[Exercise] Collect each line of the entries that holds the string "title".

[Input material]
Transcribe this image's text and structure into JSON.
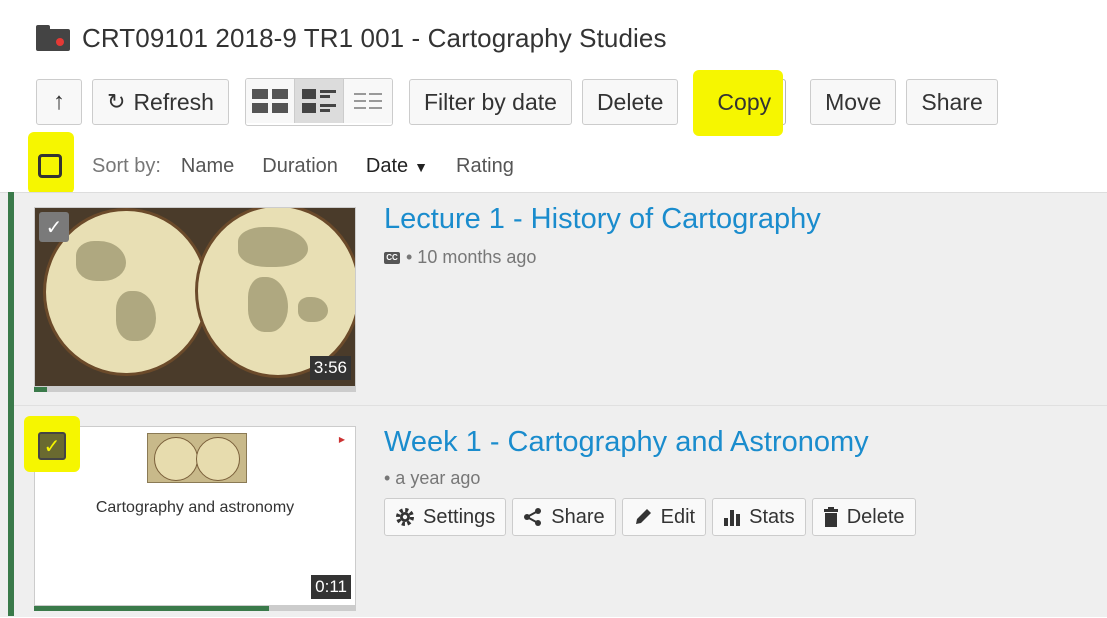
{
  "folder": {
    "title": "CRT09101 2018-9 TR1 001 - Cartography Studies"
  },
  "toolbar": {
    "up_glyph": "↑",
    "refresh_label": "Refresh",
    "refresh_glyph": "↻",
    "filter_label": "Filter by date",
    "delete_label": "Delete",
    "copy_label": "Copy",
    "move_label": "Move",
    "share_label": "Share",
    "active_view": "detail"
  },
  "sort": {
    "label": "Sort by:",
    "options": [
      "Name",
      "Duration",
      "Date",
      "Rating"
    ],
    "active": "Date",
    "caret": "▼"
  },
  "sessions": [
    {
      "title": "Lecture 1 - History of Cartography",
      "cc": "CC",
      "meta": "• 10 months ago",
      "duration": "3:56",
      "checked_glyph": "✓",
      "progress": 0.04
    },
    {
      "title": "Week 1 - Cartography and Astronomy",
      "meta": "• a year ago",
      "duration": "0:11",
      "slide_text": "Cartography and astronomy",
      "checked_glyph": "✓",
      "progress": 0.73,
      "actions": [
        {
          "icon": "gear-icon",
          "label": "Settings"
        },
        {
          "icon": "share-icon",
          "label": "Share"
        },
        {
          "icon": "pencil-icon",
          "label": "Edit"
        },
        {
          "icon": "bar-chart-icon",
          "label": "Stats"
        },
        {
          "icon": "trash-icon",
          "label": "Delete"
        }
      ]
    }
  ],
  "colors": {
    "highlight": "#f6f600",
    "link": "#1a8ccd",
    "accent_green": "#3a7a4a"
  }
}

[Exercise result]
    "title": "CRT09101 2018-9 TR1 001 - Cartography Studies"
      "title": "Lecture 1 - History of Cartography",
      "title": "Week 1 - Cartography and Astronomy",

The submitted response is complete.